Records about charts and figures
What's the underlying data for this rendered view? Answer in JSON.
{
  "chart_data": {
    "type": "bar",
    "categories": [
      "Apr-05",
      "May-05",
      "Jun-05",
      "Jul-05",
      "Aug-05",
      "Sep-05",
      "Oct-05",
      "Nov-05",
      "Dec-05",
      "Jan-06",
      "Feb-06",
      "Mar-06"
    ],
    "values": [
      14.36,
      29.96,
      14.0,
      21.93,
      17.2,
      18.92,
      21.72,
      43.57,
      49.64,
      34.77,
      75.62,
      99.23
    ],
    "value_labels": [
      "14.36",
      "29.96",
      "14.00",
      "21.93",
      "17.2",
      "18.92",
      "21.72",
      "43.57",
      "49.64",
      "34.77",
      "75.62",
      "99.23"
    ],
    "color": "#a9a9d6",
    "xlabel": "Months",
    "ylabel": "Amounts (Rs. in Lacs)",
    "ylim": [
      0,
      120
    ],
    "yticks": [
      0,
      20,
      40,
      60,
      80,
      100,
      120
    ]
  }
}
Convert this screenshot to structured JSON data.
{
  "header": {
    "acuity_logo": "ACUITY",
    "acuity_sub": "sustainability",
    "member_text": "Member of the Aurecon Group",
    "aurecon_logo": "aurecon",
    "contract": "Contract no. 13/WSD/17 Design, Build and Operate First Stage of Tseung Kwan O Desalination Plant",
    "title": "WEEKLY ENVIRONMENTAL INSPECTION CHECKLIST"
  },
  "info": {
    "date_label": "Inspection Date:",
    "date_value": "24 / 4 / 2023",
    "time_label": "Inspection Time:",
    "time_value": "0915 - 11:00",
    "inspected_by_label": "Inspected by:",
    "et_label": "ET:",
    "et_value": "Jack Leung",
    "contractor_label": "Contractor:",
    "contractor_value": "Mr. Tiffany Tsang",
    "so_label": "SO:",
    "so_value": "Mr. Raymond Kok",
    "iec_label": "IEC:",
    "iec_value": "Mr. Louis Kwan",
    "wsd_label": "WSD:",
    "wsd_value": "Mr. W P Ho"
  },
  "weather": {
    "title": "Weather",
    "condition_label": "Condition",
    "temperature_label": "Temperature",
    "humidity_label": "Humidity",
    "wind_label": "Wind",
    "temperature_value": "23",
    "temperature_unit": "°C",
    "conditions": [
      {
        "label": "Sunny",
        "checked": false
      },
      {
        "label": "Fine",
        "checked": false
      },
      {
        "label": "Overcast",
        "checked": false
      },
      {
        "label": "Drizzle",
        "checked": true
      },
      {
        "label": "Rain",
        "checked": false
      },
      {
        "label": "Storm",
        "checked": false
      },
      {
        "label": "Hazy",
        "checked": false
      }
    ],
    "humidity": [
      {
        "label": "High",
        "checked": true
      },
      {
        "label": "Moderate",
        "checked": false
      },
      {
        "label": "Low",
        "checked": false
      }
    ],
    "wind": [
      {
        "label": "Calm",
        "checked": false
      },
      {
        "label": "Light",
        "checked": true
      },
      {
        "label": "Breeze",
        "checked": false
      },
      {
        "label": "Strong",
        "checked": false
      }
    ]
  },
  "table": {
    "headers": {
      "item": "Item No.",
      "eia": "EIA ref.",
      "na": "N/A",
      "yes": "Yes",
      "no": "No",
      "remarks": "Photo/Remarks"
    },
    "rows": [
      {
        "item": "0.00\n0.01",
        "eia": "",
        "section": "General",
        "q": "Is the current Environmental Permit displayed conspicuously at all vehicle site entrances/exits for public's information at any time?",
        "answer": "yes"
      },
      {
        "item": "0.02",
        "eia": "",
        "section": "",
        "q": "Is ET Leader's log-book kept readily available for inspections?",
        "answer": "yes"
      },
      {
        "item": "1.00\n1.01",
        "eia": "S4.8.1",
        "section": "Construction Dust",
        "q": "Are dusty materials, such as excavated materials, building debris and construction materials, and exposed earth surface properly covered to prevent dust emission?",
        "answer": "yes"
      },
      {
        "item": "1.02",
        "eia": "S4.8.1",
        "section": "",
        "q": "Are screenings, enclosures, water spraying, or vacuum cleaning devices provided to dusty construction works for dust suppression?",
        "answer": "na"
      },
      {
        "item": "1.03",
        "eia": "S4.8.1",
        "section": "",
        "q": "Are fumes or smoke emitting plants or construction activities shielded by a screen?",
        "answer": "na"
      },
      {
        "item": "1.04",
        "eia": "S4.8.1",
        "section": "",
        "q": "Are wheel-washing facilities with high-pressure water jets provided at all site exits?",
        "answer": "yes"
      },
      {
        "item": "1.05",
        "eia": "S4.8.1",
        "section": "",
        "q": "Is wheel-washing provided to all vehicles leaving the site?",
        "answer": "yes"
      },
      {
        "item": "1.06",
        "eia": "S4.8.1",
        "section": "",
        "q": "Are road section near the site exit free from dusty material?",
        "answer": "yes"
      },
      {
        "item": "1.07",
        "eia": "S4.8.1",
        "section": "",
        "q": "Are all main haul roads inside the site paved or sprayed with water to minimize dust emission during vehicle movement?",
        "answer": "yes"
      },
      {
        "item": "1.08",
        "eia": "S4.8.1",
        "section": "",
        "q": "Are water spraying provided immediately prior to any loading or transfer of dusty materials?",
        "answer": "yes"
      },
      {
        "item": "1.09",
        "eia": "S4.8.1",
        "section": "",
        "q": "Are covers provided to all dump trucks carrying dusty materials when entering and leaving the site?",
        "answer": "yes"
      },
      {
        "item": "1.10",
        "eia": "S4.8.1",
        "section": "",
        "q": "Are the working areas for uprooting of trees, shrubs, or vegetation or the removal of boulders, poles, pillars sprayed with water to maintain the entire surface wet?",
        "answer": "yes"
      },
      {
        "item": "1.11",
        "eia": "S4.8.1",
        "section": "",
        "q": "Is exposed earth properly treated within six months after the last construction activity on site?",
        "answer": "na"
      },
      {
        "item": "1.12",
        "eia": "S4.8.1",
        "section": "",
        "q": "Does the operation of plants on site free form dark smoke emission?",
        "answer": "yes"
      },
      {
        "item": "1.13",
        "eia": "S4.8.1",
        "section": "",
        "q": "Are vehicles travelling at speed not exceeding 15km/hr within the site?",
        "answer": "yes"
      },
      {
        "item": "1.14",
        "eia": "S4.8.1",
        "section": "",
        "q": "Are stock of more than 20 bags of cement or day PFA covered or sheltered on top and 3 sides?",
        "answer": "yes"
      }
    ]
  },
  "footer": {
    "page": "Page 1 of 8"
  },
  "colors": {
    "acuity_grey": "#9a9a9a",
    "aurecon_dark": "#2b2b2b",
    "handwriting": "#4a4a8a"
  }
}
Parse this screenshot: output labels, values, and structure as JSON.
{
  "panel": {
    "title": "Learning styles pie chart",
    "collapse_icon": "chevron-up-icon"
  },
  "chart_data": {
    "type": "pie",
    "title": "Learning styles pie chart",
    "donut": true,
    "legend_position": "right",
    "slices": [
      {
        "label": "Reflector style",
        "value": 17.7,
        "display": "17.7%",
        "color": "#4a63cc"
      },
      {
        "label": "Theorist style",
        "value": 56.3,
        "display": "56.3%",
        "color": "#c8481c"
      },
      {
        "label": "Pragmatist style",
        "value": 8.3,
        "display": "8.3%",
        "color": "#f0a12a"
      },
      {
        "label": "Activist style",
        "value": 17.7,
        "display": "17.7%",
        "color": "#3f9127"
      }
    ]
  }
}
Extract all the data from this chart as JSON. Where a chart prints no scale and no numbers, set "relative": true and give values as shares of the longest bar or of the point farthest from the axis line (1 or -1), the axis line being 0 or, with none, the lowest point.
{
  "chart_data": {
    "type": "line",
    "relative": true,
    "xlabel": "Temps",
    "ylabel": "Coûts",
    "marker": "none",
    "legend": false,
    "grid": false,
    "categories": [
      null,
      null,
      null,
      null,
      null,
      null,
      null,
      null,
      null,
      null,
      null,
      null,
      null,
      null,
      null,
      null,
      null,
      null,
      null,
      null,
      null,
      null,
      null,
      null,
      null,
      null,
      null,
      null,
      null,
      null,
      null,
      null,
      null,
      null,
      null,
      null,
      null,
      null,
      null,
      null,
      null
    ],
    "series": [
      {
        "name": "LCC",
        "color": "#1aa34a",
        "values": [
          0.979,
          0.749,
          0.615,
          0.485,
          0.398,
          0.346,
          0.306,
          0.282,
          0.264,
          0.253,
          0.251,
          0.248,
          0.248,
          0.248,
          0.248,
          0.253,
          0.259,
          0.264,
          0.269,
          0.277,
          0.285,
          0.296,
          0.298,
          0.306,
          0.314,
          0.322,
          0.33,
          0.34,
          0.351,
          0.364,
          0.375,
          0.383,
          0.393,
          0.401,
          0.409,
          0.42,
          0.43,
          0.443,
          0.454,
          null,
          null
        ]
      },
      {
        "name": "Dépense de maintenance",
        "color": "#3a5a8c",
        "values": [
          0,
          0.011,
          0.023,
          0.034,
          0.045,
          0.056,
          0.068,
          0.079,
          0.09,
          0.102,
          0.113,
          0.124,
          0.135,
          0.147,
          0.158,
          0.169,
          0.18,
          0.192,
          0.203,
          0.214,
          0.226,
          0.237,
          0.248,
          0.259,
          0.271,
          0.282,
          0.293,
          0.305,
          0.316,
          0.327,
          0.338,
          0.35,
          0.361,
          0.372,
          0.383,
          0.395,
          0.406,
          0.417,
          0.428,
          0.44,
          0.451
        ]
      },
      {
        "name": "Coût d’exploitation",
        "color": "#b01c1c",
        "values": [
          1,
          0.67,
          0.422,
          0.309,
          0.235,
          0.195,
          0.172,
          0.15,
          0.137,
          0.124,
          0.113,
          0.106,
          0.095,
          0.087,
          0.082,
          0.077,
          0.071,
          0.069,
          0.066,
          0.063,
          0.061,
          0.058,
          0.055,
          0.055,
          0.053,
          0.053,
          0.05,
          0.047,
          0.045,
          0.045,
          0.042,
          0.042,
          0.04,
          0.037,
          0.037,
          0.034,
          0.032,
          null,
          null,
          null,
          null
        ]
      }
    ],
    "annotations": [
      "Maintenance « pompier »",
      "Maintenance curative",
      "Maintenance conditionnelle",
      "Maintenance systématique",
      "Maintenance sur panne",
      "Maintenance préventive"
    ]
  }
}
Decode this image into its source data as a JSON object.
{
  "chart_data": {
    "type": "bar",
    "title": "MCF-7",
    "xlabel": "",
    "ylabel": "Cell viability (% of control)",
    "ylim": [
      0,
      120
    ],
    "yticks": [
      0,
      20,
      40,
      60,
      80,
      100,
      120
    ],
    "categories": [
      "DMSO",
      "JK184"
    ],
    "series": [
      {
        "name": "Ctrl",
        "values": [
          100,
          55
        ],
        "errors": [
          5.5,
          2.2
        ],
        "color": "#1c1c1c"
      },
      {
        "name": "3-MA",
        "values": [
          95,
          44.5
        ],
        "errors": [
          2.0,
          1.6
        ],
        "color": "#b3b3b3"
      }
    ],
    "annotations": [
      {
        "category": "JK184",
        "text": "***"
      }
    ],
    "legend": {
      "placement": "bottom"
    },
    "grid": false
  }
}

STATED EXERCISE |
Within the listing above, copy each line that has the string "surface".

EXPECTED OUTPUT |
        "q": "Are dusty materials, such as excavated materials, building debris and construction materials, and exposed earth surface properly covered to prevent dust emission?",
        "q": "Are the working areas for uprooting of trees, shrubs, or vegetation or the removal of boulders, poles, pillars sprayed with water to maintain the entire surface wet?",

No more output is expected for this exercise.